**Work required:** Give back the records below exactly, every one, with no pictures.

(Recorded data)
-- START --

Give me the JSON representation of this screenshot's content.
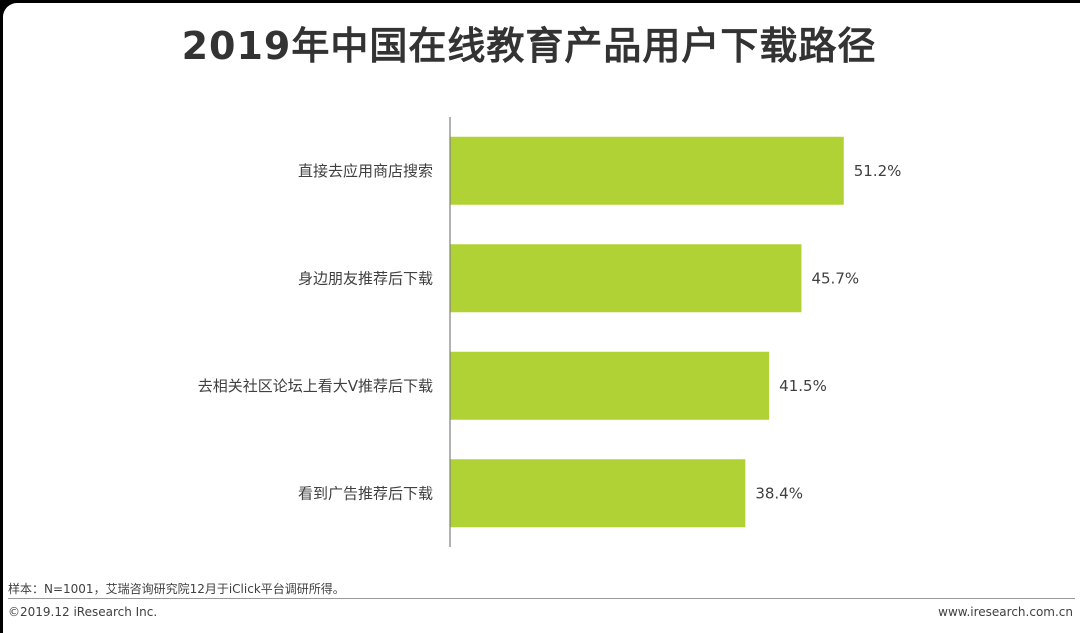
{
  "colors": {
    "bar": "#b1d235",
    "axis": "#7f7f7f",
    "text": "#404040",
    "title": "#333333"
  },
  "chart_data": {
    "type": "bar",
    "orientation": "horizontal",
    "title": "2019年中国在线教育产品用户下载路径",
    "categories": [
      "直接去应用商店搜索",
      "身边朋友推荐后下载",
      "去相关社区论坛上看大V推荐后下载",
      "看到广告推荐后下载"
    ],
    "values": [
      51.2,
      45.7,
      41.5,
      38.4
    ],
    "data_labels": [
      "51.2%",
      "45.7%",
      "41.5%",
      "38.4%"
    ],
    "value_unit": "%",
    "xlim": [
      0,
      55
    ],
    "grid": false,
    "legend": "none"
  },
  "footer": {
    "source": "样本：N=1001，艾瑞咨询研究院12月于iClick平台调研所得。",
    "copyright": "©2019.12 iResearch Inc.",
    "website": "www.iresearch.com.cn"
  }
}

-- END --

**Full answer:**
Give me the JSON representation of this screenshot's content.
{
  "colors": {
    "bar": "#b1d235",
    "axis": "#7f7f7f",
    "text": "#404040",
    "title": "#333333"
  },
  "chart_data": {
    "type": "bar",
    "orientation": "horizontal",
    "title": "2019年中国在线教育产品用户下载路径",
    "categories": [
      "直接去应用商店搜索",
      "身边朋友推荐后下载",
      "去相关社区论坛上看大V推荐后下载",
      "看到广告推荐后下载"
    ],
    "values": [
      51.2,
      45.7,
      41.5,
      38.4
    ],
    "data_labels": [
      "51.2%",
      "45.7%",
      "41.5%",
      "38.4%"
    ],
    "value_unit": "%",
    "xlim": [
      0,
      55
    ],
    "grid": false,
    "legend": "none"
  },
  "footer": {
    "source": "样本：N=1001，艾瑞咨询研究院12月于iClick平台调研所得。",
    "copyright": "©2019.12 iResearch Inc.",
    "website": "www.iresearch.com.cn"
  }
}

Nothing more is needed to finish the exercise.